- **What is being asked**: Go through the listing below and gather every line with the word "jest".

- **Given data**:
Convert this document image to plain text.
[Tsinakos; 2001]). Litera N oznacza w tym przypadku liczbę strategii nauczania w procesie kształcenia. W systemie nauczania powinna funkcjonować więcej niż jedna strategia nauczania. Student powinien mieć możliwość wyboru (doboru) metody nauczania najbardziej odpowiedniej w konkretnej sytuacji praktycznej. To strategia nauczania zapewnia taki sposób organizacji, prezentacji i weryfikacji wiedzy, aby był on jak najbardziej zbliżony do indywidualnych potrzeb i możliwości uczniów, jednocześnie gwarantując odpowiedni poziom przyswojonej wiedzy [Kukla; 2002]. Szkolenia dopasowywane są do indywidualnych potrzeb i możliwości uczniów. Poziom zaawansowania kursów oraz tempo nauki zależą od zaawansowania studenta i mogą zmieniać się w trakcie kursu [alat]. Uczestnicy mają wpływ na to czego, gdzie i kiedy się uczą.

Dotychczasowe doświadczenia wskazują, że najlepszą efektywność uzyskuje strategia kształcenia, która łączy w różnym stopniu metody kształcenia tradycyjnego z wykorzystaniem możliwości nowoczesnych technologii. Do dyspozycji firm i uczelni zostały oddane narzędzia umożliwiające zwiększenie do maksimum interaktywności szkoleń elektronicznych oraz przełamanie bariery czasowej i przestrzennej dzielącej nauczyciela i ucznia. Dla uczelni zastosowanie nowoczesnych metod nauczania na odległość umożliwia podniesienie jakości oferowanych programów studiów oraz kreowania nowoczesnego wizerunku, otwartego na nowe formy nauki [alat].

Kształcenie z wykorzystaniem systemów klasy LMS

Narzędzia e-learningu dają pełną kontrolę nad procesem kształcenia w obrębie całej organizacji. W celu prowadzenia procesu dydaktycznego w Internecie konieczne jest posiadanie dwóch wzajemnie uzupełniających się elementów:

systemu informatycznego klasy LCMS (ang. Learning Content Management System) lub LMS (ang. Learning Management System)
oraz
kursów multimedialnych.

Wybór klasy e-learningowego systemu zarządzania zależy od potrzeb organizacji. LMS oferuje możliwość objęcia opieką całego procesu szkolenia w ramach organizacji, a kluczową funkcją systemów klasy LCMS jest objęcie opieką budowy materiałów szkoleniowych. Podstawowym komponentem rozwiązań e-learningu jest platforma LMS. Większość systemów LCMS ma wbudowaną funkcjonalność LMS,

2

- **Result of the exercise**:
Narzędzia e-learningu dają pełną kontrolę nad procesem kształcenia w obrębie całej organizacji. W celu prowadzenia procesu dydaktycznego w Internecie konieczne jest posiadanie dwóch wzajemnie uzupełniających się elementów:
Wybór klasy e-learningowego systemu zarządzania zależy od potrzeb organizacji. LMS oferuje możliwość objęcia opieką całego procesu szkolenia w ramach organizacji, a kluczową funkcją systemów klasy LCMS jest objęcie opieką budowy materiałów szkoleniowych. Podstawowym komponentem rozwiązań e-learningu jest platforma LMS. Większość systemów LCMS ma wbudowaną funkcjonalność LMS,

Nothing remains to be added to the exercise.